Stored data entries
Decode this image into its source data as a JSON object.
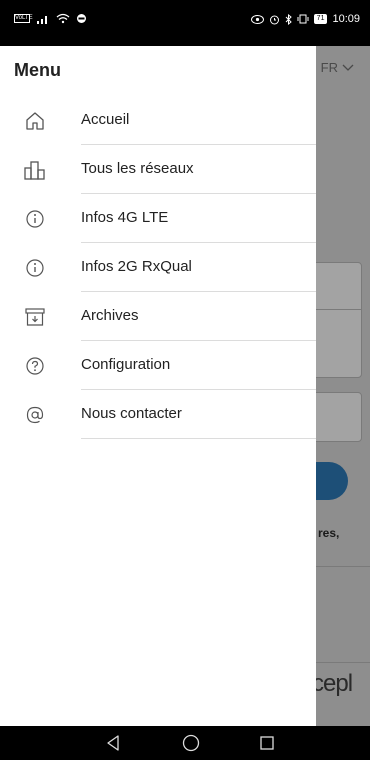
{
  "status_bar": {
    "carrier_badge": "VoLTE",
    "time": "10:09",
    "battery": "71"
  },
  "background": {
    "language": "FR",
    "partial_text": "res,",
    "logo_fragment": "cepl"
  },
  "drawer": {
    "title": "Menu",
    "items": [
      {
        "label": "Accueil",
        "icon": "home-icon"
      },
      {
        "label": "Tous les réseaux",
        "icon": "bar-chart-icon"
      },
      {
        "label": "Infos 4G LTE",
        "icon": "info-icon"
      },
      {
        "label": "Infos 2G RxQual",
        "icon": "info-icon"
      },
      {
        "label": "Archives",
        "icon": "archive-icon"
      },
      {
        "label": "Configuration",
        "icon": "help-icon"
      },
      {
        "label": "Nous contacter",
        "icon": "at-icon"
      }
    ]
  },
  "nav": {
    "back": "back-icon",
    "home": "home-circle-icon",
    "recents": "recents-icon"
  },
  "colors": {
    "drawer_bg": "#ffffff",
    "scrim": "#8e8e8e",
    "accent_button": "#1d4f77",
    "divider": "#dcdcdc"
  }
}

-- What is being asked --
Filter the listing above for the string "label" and copy every matching line.

-- Final result --
        "label": "Accueil",
        "label": "Tous les réseaux",
        "label": "Infos 4G LTE",
        "label": "Infos 2G RxQual",
        "label": "Archives",
        "label": "Configuration",
        "label": "Nous contacter",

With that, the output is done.